• Exercise prompt:
Could you rewrite the material below as a JSON list of strings, with one string for each line and any blank lines left out?

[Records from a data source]
* * *

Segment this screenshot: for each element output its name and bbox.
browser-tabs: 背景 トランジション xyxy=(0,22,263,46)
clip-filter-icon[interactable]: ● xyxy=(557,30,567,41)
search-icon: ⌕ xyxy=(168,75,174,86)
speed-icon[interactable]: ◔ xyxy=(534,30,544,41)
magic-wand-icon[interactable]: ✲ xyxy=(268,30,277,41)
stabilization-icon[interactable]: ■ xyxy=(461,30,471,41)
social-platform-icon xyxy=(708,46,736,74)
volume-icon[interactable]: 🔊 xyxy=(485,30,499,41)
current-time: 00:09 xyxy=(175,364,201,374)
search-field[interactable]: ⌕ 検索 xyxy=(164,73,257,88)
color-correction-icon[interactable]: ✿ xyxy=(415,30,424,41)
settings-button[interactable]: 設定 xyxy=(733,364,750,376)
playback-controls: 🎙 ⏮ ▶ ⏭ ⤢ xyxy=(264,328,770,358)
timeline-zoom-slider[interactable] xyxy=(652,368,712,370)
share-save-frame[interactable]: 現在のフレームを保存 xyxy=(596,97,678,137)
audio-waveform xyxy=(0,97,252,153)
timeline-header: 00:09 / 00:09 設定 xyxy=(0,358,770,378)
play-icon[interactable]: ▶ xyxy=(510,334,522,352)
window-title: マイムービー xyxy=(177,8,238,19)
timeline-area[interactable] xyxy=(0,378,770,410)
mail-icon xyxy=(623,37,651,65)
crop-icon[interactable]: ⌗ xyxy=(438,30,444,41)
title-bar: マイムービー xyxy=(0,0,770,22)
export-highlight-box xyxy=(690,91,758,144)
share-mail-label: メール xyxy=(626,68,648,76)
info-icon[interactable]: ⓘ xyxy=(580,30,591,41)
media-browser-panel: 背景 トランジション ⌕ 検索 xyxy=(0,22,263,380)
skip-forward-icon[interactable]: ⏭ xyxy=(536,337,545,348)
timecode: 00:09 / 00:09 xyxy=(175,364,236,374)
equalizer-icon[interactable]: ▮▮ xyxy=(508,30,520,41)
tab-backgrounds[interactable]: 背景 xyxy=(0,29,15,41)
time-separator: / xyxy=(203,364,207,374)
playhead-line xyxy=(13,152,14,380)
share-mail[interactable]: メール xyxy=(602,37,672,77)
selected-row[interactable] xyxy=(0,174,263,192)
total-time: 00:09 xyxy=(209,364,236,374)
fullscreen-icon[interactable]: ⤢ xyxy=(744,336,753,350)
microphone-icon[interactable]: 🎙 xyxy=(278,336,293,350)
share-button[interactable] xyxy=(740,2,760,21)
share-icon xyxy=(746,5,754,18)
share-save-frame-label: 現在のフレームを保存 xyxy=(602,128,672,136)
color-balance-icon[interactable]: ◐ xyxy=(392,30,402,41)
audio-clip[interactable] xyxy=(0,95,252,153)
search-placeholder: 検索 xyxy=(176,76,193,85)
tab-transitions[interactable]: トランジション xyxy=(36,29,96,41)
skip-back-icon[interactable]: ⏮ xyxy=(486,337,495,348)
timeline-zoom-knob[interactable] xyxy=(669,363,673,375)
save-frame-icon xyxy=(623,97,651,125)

* * *

• Answer below:
[
  "Segment this screenshot: for each element output its name and bbox.",
  "browser-tabs: 背景 トランジション xyxy=(0,22,263,46)",
  "clip-filter-icon[interactable]: ● xyxy=(557,30,567,41)",
  "search-icon: ⌕ xyxy=(168,75,174,86)",
  "speed-icon[interactable]: ◔ xyxy=(534,30,544,41)",
  "magic-wand-icon[interactable]: ✲ xyxy=(268,30,277,41)",
  "stabilization-icon[interactable]: ■ xyxy=(461,30,471,41)",
  "social-platform-icon xyxy=(708,46,736,74)",
  "volume-icon[interactable]: 🔊 xyxy=(485,30,499,41)",
  "current-time: 00:09 xyxy=(175,364,201,374)",
  "search-field[interactable]: ⌕ 検索 xyxy=(164,73,257,88)",
  "color-correction-icon[interactable]: ✿ xyxy=(415,30,424,41)",
  "settings-button[interactable]: 設定 xyxy=(733,364,750,376)",
  "playback-controls: 🎙 ⏮ ▶ ⏭ ⤢ xyxy=(264,328,770,358)",
  "timeline-zoom-slider[interactable] xyxy=(652,368,712,370)",
  "share-save-frame[interactable]: 現在のフレームを保存 xyxy=(596,97,678,137)",
  "audio-waveform xyxy=(0,97,252,153)",
  "timeline-header: 00:09 / 00:09 設定 xyxy=(0,358,770,378)",
  "play-icon[interactable]: ▶ xyxy=(510,334,522,352)",
  "window-title: マイムービー xyxy=(177,8,238,19)",
  "timeline-area[interactable] xyxy=(0,378,770,410)",
  "mail-icon xyxy=(623,37,651,65)",
  "crop-icon[interactable]: ⌗ xyxy=(438,30,444,41)",
  "title-bar: マイムービー xyxy=(0,0,770,22)",
  "export-highlight-box xyxy=(690,91,758,144)",
  "share-mail-label: メール xyxy=(626,68,648,76)",
  "info-icon[interactable]: ⓘ xyxy=(580,30,591,41)",
  "media-browser-panel: 背景 トランジション ⌕ 検索 xyxy=(0,22,263,380)",
  "skip-forward-icon[interactable]: ⏭ xyxy=(536,337,545,348)",
  "timecode: 00:09 / 00:09 xyxy=(175,364,236,374)",
  "equalizer-icon[interactable]: ▮▮ xyxy=(508,30,520,41)",
  "tab-backgrounds[interactable]: 背景 xyxy=(0,29,15,41)",
  "time-separator: / xyxy=(203,364,207,374)",
  "playhead-line xyxy=(13,152,14,380)",
  "share-mail[interactable]: メール xyxy=(602,37,672,77)",
  "selected-row[interactable] xyxy=(0,174,263,192)",
  "total-time: 00:09 xyxy=(209,364,236,374)",
  "fullscreen-icon[interactable]: ⤢ xyxy=(744,336,753,350)",
  "microphone-icon[interactable]: 🎙 xyxy=(278,336,293,350)",
  "share-button[interactable] xyxy=(740,2,760,21)",
  "share-icon xyxy=(746,5,754,18)",
  "share-save-frame-label: 現在のフレームを保存 xyxy=(602,128,672,136)",
  "color-balance-icon[interactable]: ◐ xyxy=(392,30,402,41)",
  "audio-clip[interactable] xyxy=(0,95,252,153)",
  "search-placeholder: 検索 xyxy=(176,76,193,85)",
  "tab-transitions[interactable]: トランジション xyxy=(36,29,96,41)",
  "skip-back-icon[interactable]: ⏮ xyxy=(486,337,495,348)",
  "timeline-zoom-knob[interactable] xyxy=(669,363,673,375)",
  "save-frame-icon xyxy=(623,97,651,125)"
]